ACTIVITY – Each record must reappear in the answer exactly as it is written.

SUPPLIED RECORDS –
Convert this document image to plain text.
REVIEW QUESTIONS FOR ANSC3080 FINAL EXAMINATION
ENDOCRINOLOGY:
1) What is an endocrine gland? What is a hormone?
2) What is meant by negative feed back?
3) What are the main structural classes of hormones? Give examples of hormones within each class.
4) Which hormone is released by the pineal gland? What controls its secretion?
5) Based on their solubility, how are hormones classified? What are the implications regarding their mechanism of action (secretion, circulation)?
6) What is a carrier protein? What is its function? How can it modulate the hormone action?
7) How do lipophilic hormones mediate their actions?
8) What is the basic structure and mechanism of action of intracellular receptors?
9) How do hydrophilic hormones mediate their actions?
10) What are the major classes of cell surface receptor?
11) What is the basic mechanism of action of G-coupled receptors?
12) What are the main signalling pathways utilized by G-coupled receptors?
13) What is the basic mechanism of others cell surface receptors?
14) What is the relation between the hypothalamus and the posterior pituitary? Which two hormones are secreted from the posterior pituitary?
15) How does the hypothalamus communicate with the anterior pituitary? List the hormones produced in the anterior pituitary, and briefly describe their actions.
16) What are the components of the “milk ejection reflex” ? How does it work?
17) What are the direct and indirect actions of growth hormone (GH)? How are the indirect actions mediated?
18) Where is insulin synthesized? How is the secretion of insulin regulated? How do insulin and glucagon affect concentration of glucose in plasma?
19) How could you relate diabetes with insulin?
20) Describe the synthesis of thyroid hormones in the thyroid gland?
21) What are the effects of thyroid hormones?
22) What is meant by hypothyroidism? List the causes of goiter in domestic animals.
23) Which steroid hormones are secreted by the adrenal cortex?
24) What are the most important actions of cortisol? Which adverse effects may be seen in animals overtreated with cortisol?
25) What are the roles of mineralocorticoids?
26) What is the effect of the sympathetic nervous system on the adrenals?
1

THE ANSWER –
Convert this document image to plain text.
REVIEW QUESTIONS FOR ANSC3080 FINAL EXAMINATION
ENDOCRINOLOGY:
1) What is an endocrine gland? What is a hormone?
2) What is meant by negative feed back?
3) What are the main structural classes of hormones? Give examples of hormones within each class.
4) Which hormone is released by the pineal gland? What controls its secretion?
5) Based on their solubility, how are hormones classified? What are the implications regarding their mechanism of action (secretion, circulation)?
6) What is a carrier protein? What is its function? How can it modulate the hormone action?
7) How do lipophilic hormones mediate their actions?
8) What is the basic structure and mechanism of action of intracellular receptors?
9) How do hydrophilic hormones mediate their actions?
10) What are the major classes of cell surface receptor?
11) What is the basic mechanism of action of G-coupled receptors?
12) What are the main signalling pathways utilized by G-coupled receptors?
13) What is the basic mechanism of others cell surface receptors?
14) What is the relation between the hypothalamus and the posterior pituitary? Which two hormones are secreted from the posterior pituitary?
15) How does the hypothalamus communicate with the anterior pituitary? List the hormones produced in the anterior pituitary, and briefly describe their actions.
16) What are the components of the “milk ejection reflex” ? How does it work?
17) What are the direct and indirect actions of growth hormone (GH)? How are the indirect actions mediated?
18) Where is insulin synthesized? How is the secretion of insulin regulated? How do insulin and glucagon affect concentration of glucose in plasma?
19) How could you relate diabetes with insulin?
20) Describe the synthesis of thyroid hormones in the thyroid gland?
21) What are the effects of thyroid hormones?
22) What is meant by hypothyroidism? List the causes of goiter in domestic animals.
23) Which steroid hormones are secreted by the adrenal cortex?
24) What are the most important actions of cortisol? Which adverse effects may be seen in animals overtreated with cortisol?
25) What are the roles of mineralocorticoids?
26) What is the effect of the sympathetic nervous system on the adrenals?
1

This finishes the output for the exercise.